TASK TO COMPLETE
Provide the count of lines that hold "suhu" and no other output.

INPUT MATERIAL
--

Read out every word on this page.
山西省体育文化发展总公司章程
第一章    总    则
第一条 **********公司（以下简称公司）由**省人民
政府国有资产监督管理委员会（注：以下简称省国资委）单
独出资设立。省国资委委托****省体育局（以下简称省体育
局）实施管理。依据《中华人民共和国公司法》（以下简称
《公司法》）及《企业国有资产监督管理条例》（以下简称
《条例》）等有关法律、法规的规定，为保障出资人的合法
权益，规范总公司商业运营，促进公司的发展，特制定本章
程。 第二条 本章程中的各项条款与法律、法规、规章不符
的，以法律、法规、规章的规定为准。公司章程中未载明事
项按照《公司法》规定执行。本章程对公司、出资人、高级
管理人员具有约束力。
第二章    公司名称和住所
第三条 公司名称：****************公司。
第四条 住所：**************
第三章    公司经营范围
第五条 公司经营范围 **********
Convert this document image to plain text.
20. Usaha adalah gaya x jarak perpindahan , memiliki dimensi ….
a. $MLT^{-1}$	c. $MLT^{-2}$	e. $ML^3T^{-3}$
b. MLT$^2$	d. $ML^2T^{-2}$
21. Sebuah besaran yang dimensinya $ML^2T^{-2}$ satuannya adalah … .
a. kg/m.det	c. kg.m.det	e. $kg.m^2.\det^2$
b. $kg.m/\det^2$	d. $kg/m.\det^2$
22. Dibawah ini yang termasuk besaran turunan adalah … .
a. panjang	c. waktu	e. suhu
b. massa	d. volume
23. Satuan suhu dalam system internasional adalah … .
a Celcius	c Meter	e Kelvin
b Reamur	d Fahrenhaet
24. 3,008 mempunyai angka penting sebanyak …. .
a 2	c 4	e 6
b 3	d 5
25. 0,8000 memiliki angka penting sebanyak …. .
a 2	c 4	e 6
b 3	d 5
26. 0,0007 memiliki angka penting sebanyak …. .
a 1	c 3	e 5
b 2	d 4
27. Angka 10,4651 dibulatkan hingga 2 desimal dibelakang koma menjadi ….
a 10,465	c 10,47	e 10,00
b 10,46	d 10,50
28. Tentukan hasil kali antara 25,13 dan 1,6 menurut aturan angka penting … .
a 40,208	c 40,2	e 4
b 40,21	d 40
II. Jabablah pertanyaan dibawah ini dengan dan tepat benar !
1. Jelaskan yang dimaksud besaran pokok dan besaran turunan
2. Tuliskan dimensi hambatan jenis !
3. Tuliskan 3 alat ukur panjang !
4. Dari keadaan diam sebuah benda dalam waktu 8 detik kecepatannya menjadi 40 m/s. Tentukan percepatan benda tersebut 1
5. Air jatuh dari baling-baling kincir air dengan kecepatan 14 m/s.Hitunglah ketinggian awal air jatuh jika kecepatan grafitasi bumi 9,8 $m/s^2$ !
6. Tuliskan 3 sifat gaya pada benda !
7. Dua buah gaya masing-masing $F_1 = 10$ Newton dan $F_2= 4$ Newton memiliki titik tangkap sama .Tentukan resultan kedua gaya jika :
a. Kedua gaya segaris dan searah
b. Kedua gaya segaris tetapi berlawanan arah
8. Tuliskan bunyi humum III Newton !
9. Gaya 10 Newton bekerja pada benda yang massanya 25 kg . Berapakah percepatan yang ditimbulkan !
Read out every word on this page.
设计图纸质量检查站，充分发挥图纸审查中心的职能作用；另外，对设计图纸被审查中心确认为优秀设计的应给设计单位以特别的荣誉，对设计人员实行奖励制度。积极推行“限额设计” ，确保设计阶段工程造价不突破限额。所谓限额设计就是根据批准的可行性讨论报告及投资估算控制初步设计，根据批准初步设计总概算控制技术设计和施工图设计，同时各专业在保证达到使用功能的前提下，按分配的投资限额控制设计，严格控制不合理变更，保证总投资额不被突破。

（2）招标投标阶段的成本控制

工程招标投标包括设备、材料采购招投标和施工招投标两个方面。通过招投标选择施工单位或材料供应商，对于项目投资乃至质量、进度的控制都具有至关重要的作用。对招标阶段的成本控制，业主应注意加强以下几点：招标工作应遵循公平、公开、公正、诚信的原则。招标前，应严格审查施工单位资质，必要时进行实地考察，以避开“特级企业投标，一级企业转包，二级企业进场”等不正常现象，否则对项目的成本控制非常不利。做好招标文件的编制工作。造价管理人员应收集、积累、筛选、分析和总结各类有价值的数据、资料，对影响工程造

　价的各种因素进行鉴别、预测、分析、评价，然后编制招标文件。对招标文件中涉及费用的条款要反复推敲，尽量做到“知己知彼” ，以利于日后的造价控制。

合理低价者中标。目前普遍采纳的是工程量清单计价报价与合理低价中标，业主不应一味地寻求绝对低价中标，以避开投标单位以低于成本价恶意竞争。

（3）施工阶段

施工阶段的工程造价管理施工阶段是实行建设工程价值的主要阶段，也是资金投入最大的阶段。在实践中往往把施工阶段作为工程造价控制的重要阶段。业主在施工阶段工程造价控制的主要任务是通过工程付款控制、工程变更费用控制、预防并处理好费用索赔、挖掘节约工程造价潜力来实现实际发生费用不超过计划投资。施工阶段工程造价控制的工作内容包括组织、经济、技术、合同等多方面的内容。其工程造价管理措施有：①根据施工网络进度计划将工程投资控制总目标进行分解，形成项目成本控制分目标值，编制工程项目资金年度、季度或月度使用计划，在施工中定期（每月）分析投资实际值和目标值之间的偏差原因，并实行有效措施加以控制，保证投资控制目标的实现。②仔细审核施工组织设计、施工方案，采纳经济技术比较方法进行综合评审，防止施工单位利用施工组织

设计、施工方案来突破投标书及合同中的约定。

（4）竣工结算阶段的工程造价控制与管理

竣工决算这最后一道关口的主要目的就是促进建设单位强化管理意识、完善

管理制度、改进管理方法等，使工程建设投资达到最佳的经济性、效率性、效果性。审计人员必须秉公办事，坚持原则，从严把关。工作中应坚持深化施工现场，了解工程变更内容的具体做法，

--

COMPLETED EXERCISE
2